Data items:
★ ★ ★ ★ ★

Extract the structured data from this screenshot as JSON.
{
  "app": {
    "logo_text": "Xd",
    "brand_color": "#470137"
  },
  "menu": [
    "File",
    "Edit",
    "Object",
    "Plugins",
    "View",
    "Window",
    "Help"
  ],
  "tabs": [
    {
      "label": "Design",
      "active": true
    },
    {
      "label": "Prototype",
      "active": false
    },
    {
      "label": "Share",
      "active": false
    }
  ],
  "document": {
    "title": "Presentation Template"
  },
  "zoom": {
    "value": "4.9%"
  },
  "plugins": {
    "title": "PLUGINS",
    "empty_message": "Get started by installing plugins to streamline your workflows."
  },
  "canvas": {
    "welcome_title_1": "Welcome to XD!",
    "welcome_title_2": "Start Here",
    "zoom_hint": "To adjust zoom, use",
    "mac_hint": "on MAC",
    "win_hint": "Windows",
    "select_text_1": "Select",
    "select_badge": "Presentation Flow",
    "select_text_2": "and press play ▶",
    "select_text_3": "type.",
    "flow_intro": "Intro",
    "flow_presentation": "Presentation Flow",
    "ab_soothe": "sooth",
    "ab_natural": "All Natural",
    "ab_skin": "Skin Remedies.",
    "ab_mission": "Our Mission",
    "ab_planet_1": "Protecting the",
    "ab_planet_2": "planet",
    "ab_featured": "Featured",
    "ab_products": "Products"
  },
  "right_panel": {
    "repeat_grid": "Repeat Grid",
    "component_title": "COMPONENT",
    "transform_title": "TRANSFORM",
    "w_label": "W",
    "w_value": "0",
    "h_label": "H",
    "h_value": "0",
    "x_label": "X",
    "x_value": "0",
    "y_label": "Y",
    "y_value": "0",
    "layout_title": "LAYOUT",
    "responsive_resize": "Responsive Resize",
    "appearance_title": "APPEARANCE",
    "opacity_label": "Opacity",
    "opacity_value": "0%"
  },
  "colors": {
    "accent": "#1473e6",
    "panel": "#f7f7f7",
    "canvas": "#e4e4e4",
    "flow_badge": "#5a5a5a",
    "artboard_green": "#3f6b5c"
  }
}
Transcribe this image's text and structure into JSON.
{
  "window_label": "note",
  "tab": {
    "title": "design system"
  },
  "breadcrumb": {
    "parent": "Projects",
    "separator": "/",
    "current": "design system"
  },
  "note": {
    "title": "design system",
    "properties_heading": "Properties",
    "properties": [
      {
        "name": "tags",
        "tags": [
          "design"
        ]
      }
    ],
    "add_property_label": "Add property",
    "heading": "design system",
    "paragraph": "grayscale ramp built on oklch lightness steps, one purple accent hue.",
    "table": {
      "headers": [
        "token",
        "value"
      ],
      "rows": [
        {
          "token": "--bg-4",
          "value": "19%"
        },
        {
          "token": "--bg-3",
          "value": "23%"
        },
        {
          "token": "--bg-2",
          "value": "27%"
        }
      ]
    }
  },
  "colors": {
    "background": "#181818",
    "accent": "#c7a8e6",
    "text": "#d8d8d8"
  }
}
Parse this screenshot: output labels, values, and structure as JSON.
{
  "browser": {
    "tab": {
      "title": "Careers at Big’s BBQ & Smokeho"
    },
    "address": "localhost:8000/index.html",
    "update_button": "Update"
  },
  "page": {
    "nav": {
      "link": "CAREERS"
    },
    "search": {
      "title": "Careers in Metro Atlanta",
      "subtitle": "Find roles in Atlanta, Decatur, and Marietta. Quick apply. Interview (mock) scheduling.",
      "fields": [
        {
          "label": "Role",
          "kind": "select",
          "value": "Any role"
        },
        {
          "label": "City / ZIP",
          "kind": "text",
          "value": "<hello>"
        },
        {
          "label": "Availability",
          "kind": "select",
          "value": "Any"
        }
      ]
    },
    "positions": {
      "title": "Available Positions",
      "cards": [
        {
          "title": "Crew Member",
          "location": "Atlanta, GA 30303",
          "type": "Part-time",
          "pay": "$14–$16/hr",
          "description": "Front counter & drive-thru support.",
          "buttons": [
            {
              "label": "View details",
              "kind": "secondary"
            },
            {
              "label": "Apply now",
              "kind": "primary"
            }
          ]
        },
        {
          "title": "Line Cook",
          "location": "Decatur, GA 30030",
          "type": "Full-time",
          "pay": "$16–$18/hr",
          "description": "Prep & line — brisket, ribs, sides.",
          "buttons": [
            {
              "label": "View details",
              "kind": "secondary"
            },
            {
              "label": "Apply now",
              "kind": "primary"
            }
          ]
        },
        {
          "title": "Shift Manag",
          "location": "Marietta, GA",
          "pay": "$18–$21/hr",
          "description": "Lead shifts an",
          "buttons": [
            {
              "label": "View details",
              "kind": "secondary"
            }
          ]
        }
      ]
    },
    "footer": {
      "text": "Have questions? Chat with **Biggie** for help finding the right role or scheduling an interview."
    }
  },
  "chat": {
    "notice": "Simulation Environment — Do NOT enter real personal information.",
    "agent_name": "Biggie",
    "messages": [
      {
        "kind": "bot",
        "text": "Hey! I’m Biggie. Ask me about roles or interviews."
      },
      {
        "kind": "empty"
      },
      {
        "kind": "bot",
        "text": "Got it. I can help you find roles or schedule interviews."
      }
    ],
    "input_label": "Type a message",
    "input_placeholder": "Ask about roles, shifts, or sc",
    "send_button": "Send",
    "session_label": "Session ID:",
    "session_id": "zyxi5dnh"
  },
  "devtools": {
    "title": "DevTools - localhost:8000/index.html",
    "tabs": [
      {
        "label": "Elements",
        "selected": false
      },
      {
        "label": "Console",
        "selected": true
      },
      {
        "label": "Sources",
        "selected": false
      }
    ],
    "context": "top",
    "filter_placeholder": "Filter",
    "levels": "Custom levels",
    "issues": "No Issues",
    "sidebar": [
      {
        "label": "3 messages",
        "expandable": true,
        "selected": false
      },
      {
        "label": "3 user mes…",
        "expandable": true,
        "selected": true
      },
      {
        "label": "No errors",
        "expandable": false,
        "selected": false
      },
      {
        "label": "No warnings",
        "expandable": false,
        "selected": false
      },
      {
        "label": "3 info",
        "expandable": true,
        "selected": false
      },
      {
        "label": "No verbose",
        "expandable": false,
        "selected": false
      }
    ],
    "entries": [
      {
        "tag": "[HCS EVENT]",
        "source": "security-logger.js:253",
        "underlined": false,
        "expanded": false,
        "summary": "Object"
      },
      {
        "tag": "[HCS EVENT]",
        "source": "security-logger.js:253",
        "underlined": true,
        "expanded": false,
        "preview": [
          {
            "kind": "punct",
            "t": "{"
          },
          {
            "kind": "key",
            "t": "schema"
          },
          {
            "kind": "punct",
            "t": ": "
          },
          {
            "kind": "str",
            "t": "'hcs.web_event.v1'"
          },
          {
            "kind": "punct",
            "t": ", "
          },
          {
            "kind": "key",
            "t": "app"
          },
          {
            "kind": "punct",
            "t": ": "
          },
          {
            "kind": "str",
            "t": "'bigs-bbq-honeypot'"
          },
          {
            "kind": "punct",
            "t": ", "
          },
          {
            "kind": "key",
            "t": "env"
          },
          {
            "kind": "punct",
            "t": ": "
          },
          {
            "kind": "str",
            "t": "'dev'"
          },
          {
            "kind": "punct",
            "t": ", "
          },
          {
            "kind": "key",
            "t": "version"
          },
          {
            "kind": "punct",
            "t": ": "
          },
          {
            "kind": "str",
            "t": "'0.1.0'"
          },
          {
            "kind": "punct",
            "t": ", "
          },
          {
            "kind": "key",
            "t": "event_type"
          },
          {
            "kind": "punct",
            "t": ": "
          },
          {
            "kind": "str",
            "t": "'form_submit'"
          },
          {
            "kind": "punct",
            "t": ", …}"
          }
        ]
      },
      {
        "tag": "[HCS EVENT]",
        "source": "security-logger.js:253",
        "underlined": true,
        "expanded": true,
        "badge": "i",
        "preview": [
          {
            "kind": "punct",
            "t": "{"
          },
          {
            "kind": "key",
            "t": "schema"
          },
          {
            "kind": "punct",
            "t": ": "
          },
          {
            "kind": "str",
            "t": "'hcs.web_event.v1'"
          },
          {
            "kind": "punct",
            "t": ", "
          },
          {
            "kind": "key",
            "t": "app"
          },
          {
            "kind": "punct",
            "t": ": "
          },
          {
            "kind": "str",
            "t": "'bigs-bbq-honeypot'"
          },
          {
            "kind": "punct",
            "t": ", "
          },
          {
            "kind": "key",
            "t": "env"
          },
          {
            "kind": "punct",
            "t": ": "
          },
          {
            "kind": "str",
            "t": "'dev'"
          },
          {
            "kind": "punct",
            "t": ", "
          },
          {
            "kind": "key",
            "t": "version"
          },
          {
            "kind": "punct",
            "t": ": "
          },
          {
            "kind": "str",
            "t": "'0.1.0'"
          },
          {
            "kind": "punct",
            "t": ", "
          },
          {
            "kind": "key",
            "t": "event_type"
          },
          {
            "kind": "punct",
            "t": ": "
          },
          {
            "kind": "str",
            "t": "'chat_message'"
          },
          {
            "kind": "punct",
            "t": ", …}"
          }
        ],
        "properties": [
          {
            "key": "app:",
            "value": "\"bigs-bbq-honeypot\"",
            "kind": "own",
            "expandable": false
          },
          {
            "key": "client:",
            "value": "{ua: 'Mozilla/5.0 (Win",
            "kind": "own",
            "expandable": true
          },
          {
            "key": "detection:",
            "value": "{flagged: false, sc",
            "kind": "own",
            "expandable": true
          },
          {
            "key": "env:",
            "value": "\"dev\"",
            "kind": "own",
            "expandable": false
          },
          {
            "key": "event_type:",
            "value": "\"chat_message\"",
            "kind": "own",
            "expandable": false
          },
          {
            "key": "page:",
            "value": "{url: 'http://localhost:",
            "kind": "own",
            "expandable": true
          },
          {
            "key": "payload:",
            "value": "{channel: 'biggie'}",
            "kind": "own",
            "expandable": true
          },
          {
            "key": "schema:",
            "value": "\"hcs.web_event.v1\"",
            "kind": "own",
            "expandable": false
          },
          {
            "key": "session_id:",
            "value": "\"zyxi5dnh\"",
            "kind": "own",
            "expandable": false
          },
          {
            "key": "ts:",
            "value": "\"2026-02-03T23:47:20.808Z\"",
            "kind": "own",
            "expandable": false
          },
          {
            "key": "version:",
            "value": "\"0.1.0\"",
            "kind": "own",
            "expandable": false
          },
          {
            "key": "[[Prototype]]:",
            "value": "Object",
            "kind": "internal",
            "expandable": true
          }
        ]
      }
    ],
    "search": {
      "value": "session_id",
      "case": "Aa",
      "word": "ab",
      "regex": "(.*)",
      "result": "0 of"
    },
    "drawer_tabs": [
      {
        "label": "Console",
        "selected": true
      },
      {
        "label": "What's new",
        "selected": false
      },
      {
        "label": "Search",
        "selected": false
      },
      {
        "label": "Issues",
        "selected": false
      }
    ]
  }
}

★ ★ ★ ★ ★

Extract all lines from the data in which "Marietta" is found.

      "subtitle": "Find roles in Atlanta, Decatur, and Marietta. Quick apply. Interview (mock) scheduling.",
          "location": "Marietta, GA",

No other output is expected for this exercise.